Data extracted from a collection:
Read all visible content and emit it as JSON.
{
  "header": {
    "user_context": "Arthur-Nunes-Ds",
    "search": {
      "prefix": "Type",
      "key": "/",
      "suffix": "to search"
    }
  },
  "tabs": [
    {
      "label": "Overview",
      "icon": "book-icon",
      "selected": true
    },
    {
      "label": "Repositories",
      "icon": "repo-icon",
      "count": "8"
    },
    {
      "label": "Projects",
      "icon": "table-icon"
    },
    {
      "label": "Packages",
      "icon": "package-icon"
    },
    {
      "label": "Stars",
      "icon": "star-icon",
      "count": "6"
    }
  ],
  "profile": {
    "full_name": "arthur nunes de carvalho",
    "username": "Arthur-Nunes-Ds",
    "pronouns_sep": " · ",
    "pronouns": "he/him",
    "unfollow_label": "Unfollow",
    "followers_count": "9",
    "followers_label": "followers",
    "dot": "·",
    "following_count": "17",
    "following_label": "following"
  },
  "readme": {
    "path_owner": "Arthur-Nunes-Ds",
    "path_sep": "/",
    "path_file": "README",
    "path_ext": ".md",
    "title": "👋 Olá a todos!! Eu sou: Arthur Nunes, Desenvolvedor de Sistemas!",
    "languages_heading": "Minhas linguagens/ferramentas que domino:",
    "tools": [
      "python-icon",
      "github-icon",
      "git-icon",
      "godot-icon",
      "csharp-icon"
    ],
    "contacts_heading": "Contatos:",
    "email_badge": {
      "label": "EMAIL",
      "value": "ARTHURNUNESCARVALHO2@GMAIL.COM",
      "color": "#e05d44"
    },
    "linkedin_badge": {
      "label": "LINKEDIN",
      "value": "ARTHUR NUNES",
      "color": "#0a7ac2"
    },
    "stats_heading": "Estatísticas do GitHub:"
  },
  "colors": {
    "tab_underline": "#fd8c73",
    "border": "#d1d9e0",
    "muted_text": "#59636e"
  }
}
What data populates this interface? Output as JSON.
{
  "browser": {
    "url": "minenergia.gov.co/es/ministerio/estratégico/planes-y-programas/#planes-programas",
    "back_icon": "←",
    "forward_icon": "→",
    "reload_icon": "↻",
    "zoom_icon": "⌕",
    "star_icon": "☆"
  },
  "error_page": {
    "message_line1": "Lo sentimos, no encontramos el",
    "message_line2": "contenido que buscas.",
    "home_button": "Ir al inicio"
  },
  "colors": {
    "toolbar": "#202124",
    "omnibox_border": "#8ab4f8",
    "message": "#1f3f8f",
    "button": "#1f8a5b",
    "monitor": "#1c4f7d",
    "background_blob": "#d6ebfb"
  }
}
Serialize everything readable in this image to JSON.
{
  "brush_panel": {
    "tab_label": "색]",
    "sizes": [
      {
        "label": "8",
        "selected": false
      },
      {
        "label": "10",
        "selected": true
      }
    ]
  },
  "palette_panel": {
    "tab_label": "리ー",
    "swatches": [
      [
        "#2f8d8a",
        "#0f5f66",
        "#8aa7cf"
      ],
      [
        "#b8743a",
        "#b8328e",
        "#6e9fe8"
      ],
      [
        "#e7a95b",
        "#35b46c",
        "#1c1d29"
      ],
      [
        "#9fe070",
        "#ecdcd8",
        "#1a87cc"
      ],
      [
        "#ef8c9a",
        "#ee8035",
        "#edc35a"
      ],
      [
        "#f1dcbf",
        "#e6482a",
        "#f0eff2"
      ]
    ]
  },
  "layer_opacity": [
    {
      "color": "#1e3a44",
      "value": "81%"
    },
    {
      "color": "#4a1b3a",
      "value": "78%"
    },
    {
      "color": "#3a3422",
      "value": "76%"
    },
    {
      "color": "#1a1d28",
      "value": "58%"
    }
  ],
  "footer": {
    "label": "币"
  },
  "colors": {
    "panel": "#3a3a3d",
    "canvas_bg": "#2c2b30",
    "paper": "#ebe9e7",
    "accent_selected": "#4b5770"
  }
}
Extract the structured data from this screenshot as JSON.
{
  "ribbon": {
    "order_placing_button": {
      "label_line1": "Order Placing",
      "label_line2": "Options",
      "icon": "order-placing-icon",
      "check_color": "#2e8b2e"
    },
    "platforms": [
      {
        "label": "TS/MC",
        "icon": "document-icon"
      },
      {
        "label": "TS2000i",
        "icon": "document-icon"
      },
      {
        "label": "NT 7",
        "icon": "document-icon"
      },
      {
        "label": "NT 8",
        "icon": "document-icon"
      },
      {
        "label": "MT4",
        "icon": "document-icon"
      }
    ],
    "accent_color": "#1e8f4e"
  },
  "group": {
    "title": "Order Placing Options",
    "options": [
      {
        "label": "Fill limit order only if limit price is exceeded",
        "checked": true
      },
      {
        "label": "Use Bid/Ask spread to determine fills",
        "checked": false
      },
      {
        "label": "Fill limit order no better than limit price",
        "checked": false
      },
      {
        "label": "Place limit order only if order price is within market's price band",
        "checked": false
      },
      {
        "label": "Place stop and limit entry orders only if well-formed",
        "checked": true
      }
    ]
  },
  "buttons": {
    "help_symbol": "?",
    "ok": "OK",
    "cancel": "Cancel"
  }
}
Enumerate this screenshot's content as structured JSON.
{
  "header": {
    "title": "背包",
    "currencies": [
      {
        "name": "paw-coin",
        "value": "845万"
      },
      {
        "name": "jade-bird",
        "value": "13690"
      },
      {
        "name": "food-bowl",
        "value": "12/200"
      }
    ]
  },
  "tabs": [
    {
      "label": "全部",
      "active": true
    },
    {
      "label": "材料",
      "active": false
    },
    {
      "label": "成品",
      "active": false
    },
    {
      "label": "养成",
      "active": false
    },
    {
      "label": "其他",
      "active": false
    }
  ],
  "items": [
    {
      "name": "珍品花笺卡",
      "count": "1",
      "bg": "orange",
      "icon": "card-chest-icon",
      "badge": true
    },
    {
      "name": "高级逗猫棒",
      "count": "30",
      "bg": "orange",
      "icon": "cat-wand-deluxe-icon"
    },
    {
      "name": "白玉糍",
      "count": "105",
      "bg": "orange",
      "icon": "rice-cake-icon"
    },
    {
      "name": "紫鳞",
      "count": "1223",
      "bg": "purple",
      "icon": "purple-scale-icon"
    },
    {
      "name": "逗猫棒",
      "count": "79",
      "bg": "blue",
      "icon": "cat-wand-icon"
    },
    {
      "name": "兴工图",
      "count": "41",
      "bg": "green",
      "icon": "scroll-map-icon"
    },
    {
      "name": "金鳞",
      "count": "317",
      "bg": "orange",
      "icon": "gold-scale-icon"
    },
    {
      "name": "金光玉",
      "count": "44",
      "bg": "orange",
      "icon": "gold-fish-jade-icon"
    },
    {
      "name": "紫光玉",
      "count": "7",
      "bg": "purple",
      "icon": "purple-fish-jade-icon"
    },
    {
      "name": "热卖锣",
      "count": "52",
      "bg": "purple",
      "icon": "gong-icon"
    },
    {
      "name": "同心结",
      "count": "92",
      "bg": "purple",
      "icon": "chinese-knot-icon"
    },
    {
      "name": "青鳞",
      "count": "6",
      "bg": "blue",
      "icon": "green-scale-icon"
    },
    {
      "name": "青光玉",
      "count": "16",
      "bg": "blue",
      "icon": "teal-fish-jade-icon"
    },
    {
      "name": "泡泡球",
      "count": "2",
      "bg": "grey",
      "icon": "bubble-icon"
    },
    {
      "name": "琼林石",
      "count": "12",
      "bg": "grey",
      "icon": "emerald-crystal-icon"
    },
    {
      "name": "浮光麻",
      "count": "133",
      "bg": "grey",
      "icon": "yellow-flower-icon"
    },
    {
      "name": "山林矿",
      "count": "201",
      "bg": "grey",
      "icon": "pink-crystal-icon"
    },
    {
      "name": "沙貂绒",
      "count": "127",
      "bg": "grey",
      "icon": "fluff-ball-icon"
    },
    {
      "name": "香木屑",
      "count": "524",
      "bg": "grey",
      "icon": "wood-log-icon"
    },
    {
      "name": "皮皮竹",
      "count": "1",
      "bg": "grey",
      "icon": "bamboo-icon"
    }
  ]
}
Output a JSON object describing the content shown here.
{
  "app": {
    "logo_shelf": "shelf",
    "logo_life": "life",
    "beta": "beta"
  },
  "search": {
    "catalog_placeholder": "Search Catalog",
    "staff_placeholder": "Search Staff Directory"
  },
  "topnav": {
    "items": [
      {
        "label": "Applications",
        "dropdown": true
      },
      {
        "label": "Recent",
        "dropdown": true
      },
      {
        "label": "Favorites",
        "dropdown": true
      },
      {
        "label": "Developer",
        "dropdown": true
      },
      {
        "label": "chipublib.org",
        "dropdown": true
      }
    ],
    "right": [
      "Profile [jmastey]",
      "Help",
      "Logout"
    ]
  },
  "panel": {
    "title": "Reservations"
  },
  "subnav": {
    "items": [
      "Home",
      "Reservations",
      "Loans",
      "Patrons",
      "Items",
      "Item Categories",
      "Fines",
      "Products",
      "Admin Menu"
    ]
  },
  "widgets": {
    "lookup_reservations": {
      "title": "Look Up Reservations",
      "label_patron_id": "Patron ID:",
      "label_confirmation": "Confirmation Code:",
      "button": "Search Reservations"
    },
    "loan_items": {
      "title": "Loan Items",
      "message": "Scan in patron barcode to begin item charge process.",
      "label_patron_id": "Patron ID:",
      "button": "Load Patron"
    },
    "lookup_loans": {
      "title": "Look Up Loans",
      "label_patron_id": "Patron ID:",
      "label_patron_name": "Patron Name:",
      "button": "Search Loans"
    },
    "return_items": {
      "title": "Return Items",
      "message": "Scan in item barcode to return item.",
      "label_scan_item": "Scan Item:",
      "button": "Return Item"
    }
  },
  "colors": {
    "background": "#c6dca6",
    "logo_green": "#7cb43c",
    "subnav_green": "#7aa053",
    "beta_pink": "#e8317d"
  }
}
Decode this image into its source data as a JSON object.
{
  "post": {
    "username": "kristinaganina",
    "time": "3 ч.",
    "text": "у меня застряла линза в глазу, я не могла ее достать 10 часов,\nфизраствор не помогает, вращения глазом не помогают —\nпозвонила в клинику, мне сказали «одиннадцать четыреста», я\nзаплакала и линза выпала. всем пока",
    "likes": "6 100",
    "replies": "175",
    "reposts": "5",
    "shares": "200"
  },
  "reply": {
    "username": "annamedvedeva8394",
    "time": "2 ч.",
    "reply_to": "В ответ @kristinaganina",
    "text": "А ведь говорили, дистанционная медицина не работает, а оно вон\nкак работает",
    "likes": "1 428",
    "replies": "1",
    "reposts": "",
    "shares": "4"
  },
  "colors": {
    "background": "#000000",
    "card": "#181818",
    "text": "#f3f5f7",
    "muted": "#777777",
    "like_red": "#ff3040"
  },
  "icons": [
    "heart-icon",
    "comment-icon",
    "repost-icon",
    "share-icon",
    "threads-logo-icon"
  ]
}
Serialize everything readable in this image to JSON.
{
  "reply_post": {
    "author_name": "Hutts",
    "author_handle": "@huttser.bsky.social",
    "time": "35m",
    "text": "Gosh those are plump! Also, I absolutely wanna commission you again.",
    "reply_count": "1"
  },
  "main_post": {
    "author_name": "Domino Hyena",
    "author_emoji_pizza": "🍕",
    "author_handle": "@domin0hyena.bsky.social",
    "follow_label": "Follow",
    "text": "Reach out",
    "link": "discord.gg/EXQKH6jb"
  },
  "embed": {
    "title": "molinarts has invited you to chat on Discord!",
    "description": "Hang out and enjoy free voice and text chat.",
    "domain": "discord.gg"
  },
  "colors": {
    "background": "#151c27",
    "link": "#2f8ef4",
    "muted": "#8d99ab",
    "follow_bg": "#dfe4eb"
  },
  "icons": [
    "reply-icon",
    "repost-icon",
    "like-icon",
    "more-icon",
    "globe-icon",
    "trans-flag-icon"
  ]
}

# Given exercise:
Lines that hold the word "jade" are the ones to return, every one of them.

# Written response:
        "name": "jade-bird",
      "icon": "gold-fish-jade-icon"
      "icon": "purple-fish-jade-icon"
      "icon": "teal-fish-jade-icon"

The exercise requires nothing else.